-------- Rows

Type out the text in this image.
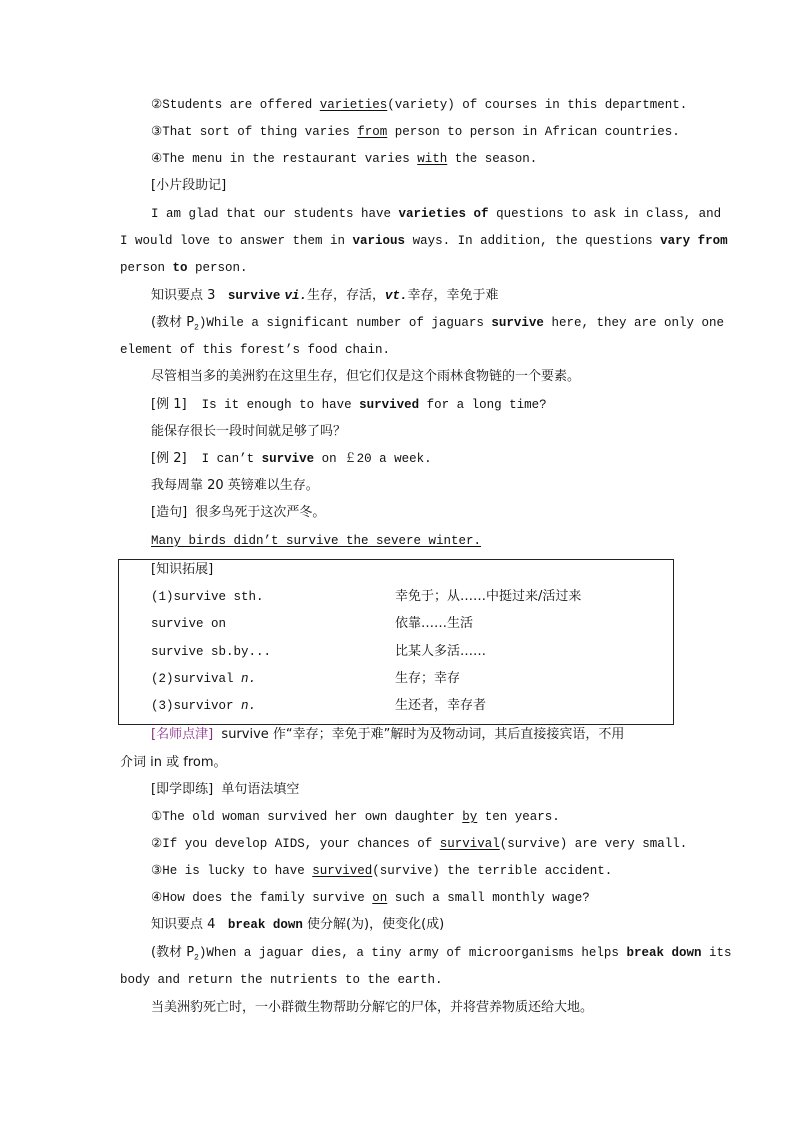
②Students are offered varieties(variety) of courses in this department.
③That sort of thing varies from person to person in African countries.
④The menu in the restaurant varies with the season.
[小片段助记]
I am glad that our students have varieties of questions to ask in class, and
I would love to answer them in various ways. In addition, the questions vary from
person to person.
知识要点 3 survive vi.生存，存活，vt.幸存，幸免于难
(教材 $P_2)While$ a significant number of jaguars survive here, they are only one
element of this forest’s food chain.
尽管相当多的美洲豹在这里生存，但它们仅是这个雨林食物链的一个要素。
[例 1] Is it enough to have survived for a long time?
能保存很长一段时间就足够了吗？
[例 2] I can’t survive on ￡20 a week.
我每周靠 20 英镑难以生存。
[造句] 很多鸟死于这次严冬。
Many birds didn’t survive the severe winter.
[知识拓展]
(1)survive sth.	幸免于；从……中挺过来/活过来
survive on	依靠……生活
survive sb.by...	比某人多活……
(2)survival n.	生存；幸存
(3)survivor n.	生还者，幸存者
[名师点津] survive 作“幸存；幸免于难”解时为及物动词，其后直接接宾语，不用
介词 in 或 from。
[即学即练] 单句语法填空
①The old woman survived her own daughter by ten years.
②If you develop AIDS, your chances of survival(survive) are very small.
③He is lucky to have survived(survive) the terrible accident.
④How does the family survive on such a small monthly wage?
知识要点 4 break down 使分解(为)，使变化(成)
(教材 $P_2)When$ a jaguar dies, a tiny army of microorganisms helps break down its
body and return the nutrients to the earth.
当美洲豹死亡时，一小群微生物帮助分解它的尸体，并将营养物质还给大地。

----------------

Directive
Point out every line holding the string "varies" and copy it.

Finished exercise
③That sort of thing varies from person to person in African countries.
④The menu in the restaurant varies with the season.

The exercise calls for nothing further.